» **THE INPUT**
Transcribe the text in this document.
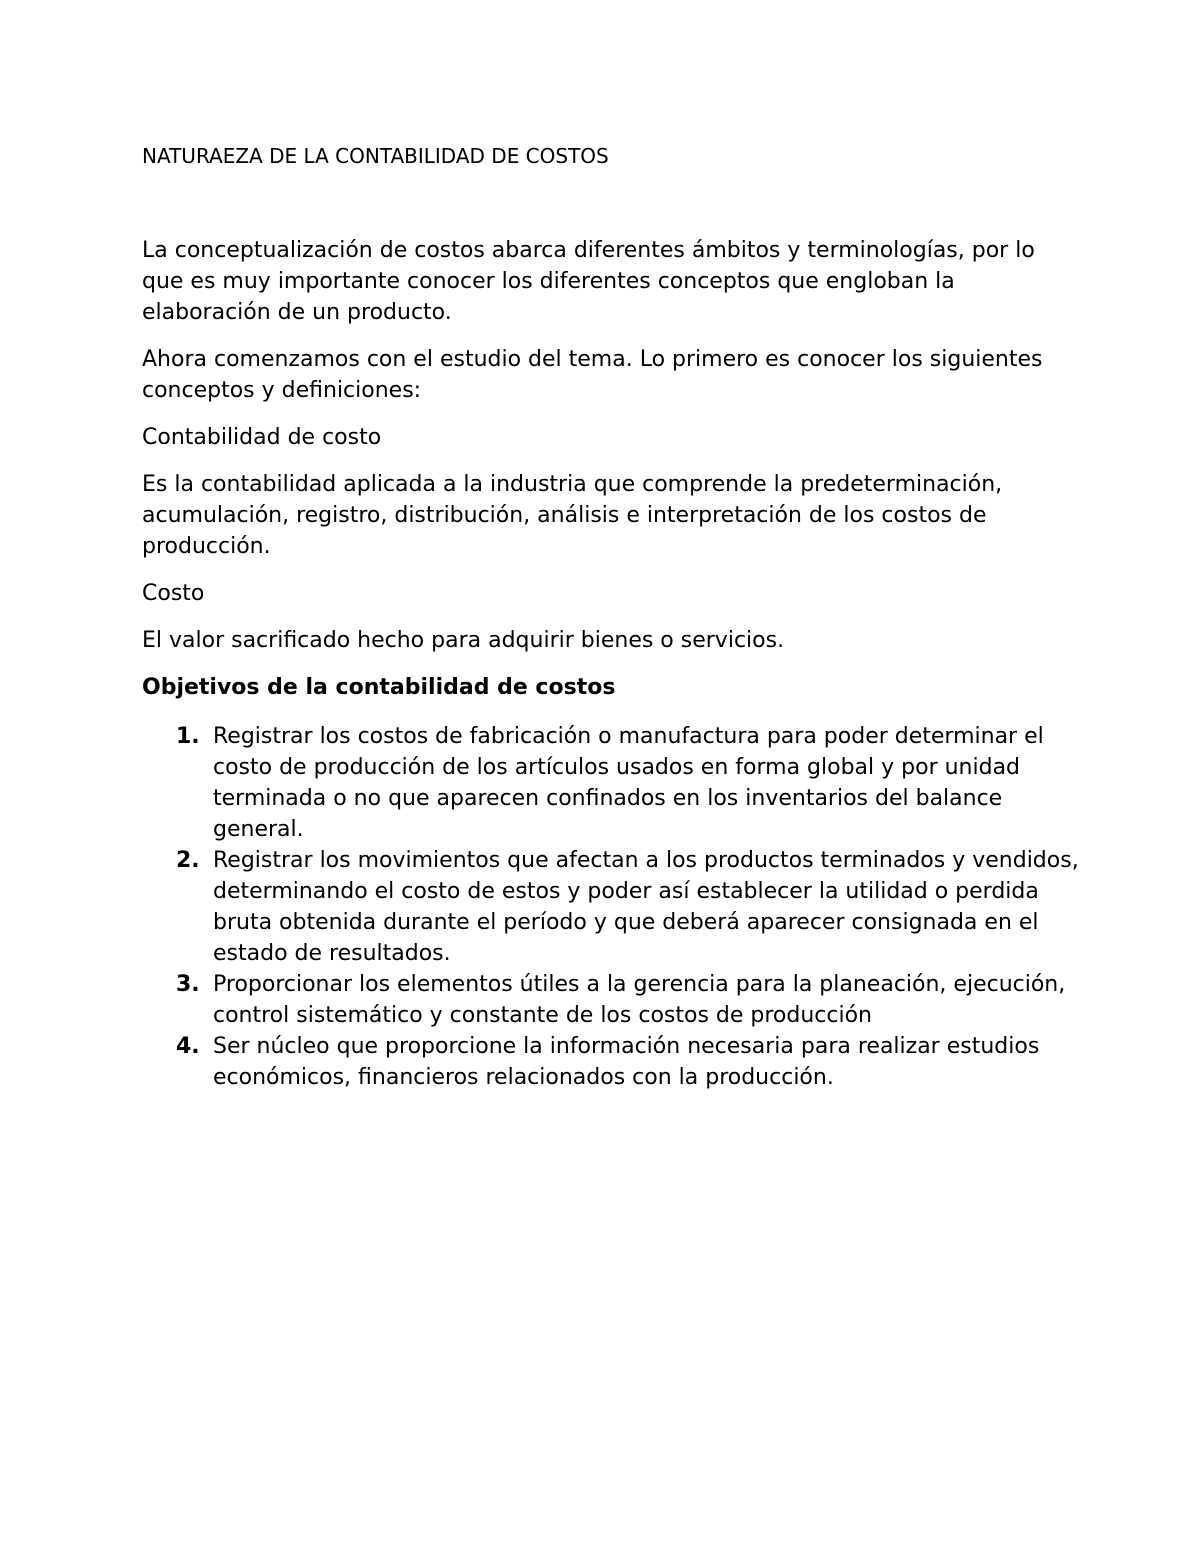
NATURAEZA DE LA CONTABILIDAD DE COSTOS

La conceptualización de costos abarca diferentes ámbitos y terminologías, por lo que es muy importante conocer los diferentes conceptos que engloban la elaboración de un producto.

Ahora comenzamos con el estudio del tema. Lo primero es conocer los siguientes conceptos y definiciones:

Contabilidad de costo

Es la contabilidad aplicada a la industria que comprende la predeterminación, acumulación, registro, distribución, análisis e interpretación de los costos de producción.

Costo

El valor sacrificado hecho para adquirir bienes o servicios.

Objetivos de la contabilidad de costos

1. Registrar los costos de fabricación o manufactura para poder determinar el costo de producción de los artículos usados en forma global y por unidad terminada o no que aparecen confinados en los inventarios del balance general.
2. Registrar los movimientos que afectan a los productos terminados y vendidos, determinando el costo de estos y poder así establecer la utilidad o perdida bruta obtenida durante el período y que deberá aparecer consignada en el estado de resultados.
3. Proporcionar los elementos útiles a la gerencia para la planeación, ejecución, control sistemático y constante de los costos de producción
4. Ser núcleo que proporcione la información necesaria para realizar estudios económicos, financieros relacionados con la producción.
...
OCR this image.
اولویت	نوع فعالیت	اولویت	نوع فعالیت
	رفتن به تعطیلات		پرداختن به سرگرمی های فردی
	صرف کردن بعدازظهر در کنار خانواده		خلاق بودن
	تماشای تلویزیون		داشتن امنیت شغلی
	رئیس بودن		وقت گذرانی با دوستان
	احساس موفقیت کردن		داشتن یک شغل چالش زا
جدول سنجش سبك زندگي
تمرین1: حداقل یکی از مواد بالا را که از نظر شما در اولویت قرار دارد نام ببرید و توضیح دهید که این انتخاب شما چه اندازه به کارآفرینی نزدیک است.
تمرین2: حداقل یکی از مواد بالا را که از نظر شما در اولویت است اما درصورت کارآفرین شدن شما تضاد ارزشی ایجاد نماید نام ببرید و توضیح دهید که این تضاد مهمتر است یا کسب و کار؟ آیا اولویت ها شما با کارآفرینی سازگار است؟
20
==
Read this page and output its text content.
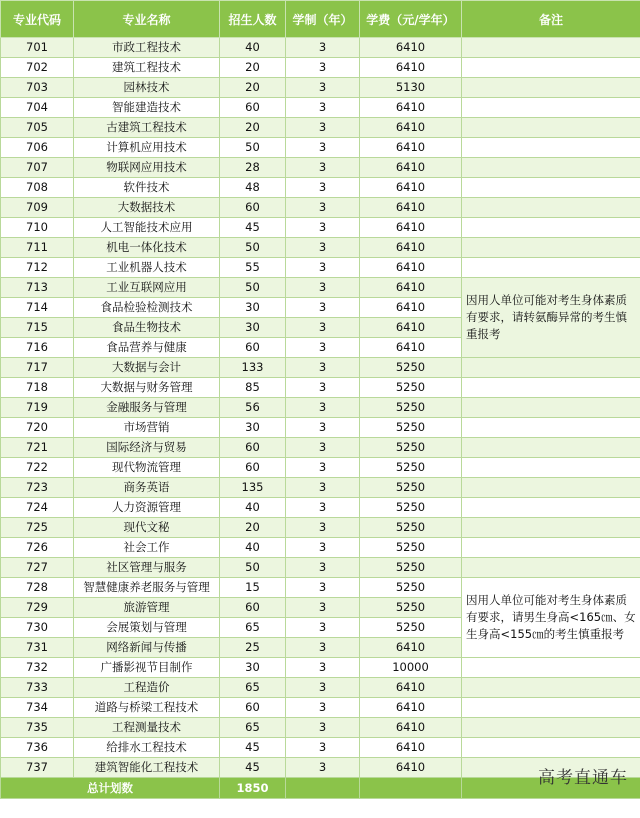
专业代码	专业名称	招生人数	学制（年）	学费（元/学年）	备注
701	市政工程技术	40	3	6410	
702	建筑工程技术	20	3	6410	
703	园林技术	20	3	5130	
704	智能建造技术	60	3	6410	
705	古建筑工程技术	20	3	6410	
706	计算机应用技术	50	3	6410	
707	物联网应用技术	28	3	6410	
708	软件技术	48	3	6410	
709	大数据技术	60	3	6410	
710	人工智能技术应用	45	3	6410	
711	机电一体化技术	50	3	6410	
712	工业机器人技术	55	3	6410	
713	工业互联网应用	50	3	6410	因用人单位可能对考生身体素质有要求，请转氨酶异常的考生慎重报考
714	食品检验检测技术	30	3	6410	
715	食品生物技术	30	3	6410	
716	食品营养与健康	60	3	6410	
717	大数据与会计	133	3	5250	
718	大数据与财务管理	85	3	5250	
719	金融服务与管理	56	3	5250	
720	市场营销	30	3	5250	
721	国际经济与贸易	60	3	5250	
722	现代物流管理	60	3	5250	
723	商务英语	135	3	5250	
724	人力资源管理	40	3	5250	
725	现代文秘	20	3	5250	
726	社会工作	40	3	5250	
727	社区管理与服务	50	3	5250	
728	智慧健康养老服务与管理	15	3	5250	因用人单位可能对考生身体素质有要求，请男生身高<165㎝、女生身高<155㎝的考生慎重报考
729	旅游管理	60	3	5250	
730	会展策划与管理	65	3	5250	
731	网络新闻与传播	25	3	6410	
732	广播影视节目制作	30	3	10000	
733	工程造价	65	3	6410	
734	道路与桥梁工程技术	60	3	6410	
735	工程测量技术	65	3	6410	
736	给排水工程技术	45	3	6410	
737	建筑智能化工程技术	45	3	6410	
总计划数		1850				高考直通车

» **PROBLEM STATEMENT**
Establish how many lines of the material above hold the word "کردن". Nothing but the count should be returned.

» **SOLUTION BELOW**
2